### Written instruction
Reproduce the listing below without changes, except that pictures are left out.
** Begin Input material **
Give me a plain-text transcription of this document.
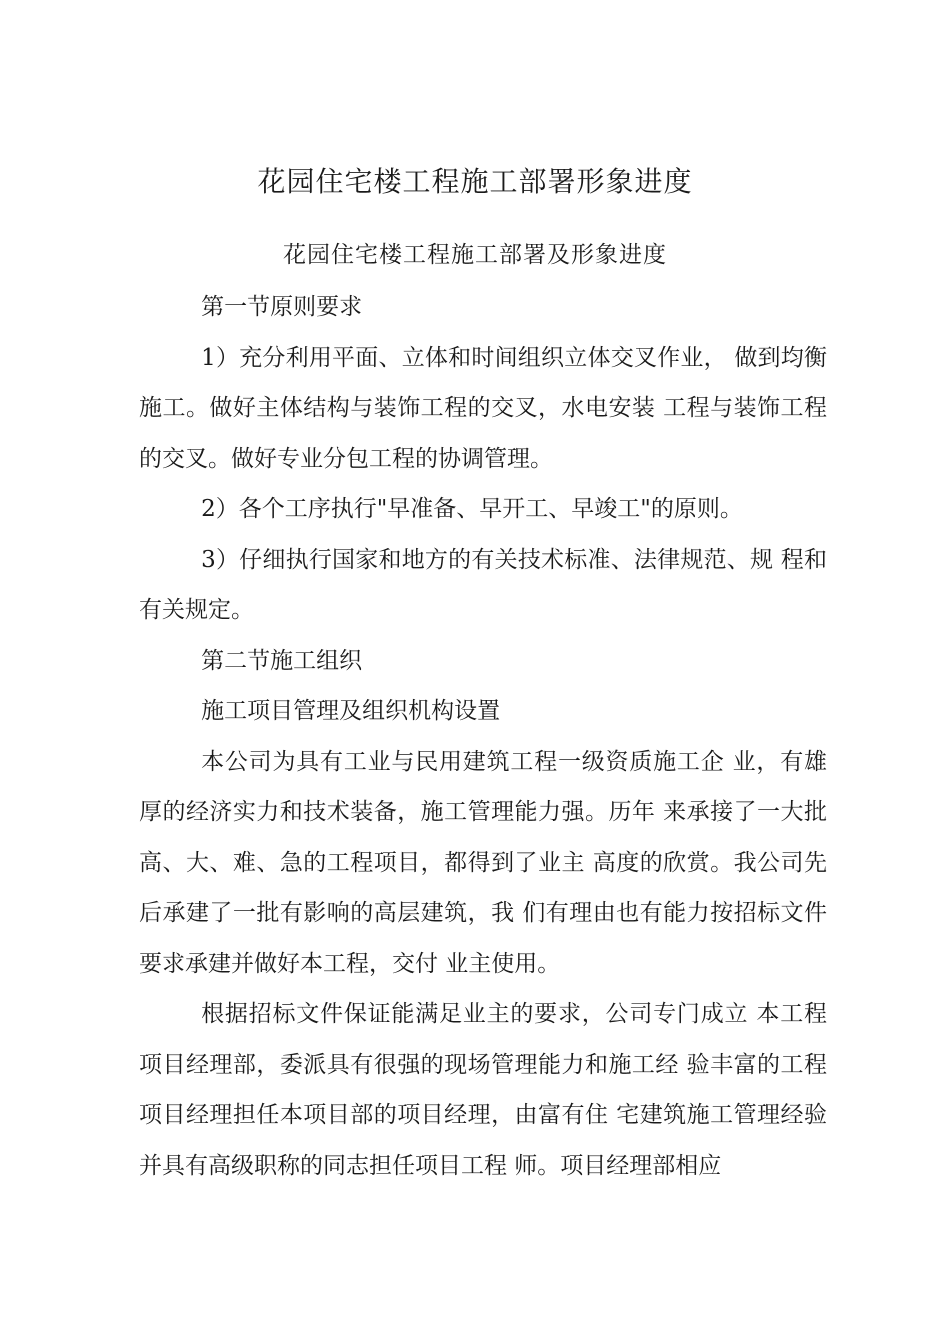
花园住宅楼工程施工部署形象进度
花园住宅楼工程施工部署及形象进度

第一节原则要求

1）充分利用平面、立体和时间组织立体交叉作业， 做到均衡施工。做好主体结构与装饰工程的交叉，水电安装 工程与装饰工程的交叉。做好专业分包工程的协调管理。

2）各个工序执行"早准备、早开工、早竣工"的原则。

3）仔细执行国家和地方的有关技术标准、法律规范、规 程和有关规定。

第二节施工组织

施工项目管理及组织机构设置

本公司为具有工业与民用建筑工程一级资质施工企 业，有雄厚的经济实力和技术装备，施工管理能力强。历年 来承接了一大批高、大、难、急的工程项目，都得到了业主 高度的欣赏。我公司先后承建了一批有影响的高层建筑，我 们有理由也有能力按招标文件要求承建并做好本工程，交付 业主使用。

根据招标文件保证能满足业主的要求，公司专门成立 本工程项目经理部，委派具有很强的现场管理能力和施工经 验丰富的工程项目经理担任本项目部的项目经理，由富有住 宅建筑施工管理经验并具有高级职称的同志担任项目工程 师。项目经理部相应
** End Input material **
### Solved exercise
Give me a plain-text transcription of this document.
花园住宅楼工程施工部署形象进度
花园住宅楼工程施工部署及形象进度

第一节原则要求

1）充分利用平面、立体和时间组织立体交叉作业， 做到均衡施工。做好主体结构与装饰工程的交叉，水电安装 工程与装饰工程的交叉。做好专业分包工程的协调管理。

2）各个工序执行"早准备、早开工、早竣工"的原则。

3）仔细执行国家和地方的有关技术标准、法律规范、规 程和有关规定。

第二节施工组织

施工项目管理及组织机构设置

本公司为具有工业与民用建筑工程一级资质施工企 业，有雄厚的经济实力和技术装备，施工管理能力强。历年 来承接了一大批高、大、难、急的工程项目，都得到了业主 高度的欣赏。我公司先后承建了一批有影响的高层建筑，我 们有理由也有能力按招标文件要求承建并做好本工程，交付 业主使用。

根据招标文件保证能满足业主的要求，公司专门成立 本工程项目经理部，委派具有很强的现场管理能力和施工经 验丰富的工程项目经理担任本项目部的项目经理，由富有住 宅建筑施工管理经验并具有高级职称的同志担任项目工程 师。项目经理部相应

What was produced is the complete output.